# What the task requires
Only lines with the string "Channel" matter here; gather them from the material below.

# Start of Information provided

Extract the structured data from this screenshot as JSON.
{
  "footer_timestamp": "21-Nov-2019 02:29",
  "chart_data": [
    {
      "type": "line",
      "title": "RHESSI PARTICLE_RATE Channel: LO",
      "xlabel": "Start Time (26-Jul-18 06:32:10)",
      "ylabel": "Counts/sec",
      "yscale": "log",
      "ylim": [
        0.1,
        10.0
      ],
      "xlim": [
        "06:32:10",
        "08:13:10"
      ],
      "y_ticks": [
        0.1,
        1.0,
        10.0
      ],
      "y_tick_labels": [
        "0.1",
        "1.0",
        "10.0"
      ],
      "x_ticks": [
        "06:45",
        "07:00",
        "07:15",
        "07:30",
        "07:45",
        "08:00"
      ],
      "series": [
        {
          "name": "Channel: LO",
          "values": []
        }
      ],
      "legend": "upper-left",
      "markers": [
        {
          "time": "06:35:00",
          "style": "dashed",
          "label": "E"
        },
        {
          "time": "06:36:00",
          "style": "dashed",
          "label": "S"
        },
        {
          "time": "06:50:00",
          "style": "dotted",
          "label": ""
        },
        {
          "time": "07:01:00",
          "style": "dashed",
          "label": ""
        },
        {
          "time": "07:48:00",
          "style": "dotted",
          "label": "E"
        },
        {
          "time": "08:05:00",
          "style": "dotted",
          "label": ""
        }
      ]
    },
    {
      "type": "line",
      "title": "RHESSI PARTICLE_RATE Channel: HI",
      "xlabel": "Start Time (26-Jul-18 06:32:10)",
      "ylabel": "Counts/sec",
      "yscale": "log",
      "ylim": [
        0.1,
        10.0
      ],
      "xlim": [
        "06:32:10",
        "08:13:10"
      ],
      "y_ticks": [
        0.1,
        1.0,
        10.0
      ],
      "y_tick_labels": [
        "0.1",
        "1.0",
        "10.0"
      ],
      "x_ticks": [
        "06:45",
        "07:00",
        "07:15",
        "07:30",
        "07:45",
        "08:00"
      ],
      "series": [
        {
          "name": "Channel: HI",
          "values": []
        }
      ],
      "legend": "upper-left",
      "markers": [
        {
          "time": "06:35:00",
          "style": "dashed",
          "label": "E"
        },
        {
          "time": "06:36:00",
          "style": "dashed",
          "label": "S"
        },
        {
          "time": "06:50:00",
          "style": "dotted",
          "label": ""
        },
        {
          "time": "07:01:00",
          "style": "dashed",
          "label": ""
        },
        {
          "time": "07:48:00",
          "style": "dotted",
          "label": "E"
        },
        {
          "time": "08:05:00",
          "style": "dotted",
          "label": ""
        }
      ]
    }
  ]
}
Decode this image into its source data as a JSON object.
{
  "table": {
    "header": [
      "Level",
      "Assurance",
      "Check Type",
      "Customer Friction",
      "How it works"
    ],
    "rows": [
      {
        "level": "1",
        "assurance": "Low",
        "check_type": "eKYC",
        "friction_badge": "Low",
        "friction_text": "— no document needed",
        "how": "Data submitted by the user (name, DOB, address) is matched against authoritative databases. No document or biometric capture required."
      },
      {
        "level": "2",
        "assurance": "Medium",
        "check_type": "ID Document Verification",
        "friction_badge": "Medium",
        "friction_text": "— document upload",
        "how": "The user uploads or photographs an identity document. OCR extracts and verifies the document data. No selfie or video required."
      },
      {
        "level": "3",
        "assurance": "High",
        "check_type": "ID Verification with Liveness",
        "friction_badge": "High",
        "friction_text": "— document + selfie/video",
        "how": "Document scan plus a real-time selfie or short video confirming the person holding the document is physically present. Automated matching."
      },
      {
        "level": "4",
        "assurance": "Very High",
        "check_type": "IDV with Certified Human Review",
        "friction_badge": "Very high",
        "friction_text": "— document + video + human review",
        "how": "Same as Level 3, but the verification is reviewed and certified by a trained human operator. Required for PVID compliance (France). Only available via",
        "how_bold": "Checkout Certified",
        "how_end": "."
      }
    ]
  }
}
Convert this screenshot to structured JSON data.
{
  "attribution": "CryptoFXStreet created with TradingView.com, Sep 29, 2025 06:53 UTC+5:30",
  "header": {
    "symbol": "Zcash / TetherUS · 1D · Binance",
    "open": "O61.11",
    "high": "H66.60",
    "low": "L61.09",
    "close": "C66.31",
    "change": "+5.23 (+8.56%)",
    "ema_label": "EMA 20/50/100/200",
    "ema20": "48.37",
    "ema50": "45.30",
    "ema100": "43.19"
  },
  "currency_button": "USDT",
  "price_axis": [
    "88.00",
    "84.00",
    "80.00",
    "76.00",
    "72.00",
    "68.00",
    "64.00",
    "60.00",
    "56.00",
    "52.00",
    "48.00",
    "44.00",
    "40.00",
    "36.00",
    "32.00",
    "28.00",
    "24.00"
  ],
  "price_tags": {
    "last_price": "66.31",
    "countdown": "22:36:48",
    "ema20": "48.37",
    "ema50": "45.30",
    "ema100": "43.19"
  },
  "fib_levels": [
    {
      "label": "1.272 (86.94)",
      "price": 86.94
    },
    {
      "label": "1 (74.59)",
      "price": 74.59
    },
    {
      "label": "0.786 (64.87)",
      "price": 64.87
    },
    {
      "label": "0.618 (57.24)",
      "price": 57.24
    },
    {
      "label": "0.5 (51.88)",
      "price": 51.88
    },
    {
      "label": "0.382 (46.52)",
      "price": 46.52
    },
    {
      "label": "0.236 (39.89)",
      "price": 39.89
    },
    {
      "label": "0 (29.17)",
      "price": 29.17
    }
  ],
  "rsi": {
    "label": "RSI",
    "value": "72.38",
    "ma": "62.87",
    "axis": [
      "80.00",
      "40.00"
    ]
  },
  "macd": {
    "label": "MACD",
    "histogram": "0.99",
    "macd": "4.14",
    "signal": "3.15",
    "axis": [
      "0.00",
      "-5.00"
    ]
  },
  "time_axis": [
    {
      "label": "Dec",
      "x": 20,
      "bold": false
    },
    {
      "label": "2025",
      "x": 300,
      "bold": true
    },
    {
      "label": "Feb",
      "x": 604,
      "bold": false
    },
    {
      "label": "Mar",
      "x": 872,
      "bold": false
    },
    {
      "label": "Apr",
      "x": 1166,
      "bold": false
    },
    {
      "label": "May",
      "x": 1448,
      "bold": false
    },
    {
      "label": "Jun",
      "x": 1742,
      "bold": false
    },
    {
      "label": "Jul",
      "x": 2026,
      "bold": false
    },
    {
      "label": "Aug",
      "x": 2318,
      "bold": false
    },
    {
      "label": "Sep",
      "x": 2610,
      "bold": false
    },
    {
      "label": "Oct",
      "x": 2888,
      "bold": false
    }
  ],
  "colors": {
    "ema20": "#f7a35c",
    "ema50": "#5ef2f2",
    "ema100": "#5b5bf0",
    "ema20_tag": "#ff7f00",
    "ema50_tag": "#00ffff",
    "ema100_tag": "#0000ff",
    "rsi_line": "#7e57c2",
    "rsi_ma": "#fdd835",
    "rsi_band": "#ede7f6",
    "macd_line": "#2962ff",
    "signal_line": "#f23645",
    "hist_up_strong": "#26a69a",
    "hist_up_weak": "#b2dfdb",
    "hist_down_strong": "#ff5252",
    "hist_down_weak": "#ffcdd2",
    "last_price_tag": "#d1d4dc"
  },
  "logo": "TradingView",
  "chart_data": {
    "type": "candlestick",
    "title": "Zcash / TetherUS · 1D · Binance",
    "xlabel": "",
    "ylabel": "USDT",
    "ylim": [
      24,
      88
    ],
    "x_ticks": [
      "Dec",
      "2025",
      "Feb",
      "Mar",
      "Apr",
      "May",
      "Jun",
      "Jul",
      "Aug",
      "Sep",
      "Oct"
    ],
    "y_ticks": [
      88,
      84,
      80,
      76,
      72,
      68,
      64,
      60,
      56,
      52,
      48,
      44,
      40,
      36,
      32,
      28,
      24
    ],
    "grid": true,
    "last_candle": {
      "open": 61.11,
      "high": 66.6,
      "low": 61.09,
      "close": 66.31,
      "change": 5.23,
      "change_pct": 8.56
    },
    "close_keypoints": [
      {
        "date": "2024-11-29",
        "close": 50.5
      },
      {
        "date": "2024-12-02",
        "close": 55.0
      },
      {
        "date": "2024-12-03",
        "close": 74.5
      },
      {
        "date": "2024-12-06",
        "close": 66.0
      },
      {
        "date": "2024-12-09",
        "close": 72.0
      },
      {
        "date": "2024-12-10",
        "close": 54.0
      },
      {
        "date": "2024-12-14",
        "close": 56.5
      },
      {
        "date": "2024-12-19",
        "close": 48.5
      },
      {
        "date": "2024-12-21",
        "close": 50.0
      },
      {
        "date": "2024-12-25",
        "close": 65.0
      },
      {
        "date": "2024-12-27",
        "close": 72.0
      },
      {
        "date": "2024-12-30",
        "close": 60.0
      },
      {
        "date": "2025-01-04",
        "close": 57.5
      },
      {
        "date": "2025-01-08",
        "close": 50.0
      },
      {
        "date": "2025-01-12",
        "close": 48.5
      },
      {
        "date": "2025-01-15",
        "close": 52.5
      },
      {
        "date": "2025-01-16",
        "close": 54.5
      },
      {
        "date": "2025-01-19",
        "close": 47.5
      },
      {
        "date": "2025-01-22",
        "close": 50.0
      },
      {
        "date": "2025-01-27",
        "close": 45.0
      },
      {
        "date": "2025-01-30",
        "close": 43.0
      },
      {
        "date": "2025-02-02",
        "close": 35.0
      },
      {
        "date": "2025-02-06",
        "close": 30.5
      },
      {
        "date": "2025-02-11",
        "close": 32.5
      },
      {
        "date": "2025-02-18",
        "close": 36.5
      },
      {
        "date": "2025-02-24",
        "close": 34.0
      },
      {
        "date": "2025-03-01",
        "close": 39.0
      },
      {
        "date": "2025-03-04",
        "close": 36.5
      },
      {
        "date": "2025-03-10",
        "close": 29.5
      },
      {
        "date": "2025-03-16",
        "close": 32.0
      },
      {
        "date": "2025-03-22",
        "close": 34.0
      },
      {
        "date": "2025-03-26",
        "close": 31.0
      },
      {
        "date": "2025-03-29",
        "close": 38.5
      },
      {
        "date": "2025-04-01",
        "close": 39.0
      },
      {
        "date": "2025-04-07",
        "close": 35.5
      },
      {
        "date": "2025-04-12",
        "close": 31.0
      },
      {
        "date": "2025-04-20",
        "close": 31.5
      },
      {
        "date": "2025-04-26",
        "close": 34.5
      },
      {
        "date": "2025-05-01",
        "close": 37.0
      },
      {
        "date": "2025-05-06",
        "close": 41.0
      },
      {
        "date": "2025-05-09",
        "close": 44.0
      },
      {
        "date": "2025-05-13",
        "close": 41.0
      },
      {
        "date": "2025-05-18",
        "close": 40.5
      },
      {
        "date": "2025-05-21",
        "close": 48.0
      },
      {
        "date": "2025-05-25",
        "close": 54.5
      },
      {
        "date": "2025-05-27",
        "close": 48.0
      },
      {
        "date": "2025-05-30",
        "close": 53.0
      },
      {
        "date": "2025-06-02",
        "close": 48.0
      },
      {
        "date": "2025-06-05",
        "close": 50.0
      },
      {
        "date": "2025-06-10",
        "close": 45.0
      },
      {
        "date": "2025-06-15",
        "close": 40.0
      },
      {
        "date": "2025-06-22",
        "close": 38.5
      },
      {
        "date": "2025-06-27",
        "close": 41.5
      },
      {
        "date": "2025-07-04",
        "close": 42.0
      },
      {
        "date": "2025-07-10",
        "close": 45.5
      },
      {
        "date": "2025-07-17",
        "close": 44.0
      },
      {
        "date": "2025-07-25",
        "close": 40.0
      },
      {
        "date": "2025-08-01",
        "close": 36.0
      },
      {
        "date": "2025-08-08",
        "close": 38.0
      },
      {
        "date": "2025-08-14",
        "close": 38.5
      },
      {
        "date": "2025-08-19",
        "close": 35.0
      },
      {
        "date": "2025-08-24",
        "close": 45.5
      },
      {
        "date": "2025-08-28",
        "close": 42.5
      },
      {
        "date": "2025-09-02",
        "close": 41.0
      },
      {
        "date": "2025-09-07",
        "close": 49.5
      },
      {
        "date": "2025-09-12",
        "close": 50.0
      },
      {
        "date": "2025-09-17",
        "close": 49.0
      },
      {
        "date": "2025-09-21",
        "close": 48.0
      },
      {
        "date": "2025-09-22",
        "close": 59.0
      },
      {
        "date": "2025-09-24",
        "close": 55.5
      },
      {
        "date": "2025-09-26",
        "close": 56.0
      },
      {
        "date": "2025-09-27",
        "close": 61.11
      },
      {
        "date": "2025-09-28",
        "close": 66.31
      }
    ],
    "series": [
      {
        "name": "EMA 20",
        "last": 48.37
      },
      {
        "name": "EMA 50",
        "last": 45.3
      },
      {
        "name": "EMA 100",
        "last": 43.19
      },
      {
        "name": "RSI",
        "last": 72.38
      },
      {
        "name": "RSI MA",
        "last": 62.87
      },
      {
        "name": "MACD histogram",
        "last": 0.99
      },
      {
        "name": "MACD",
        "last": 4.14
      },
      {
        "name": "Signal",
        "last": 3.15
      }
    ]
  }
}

# End of Information provided

# Output of the exercise
      "title": "RHESSI PARTICLE_RATE Channel: LO",
          "name": "Channel: LO",
      "title": "RHESSI PARTICLE_RATE Channel: HI",
          "name": "Channel: HI",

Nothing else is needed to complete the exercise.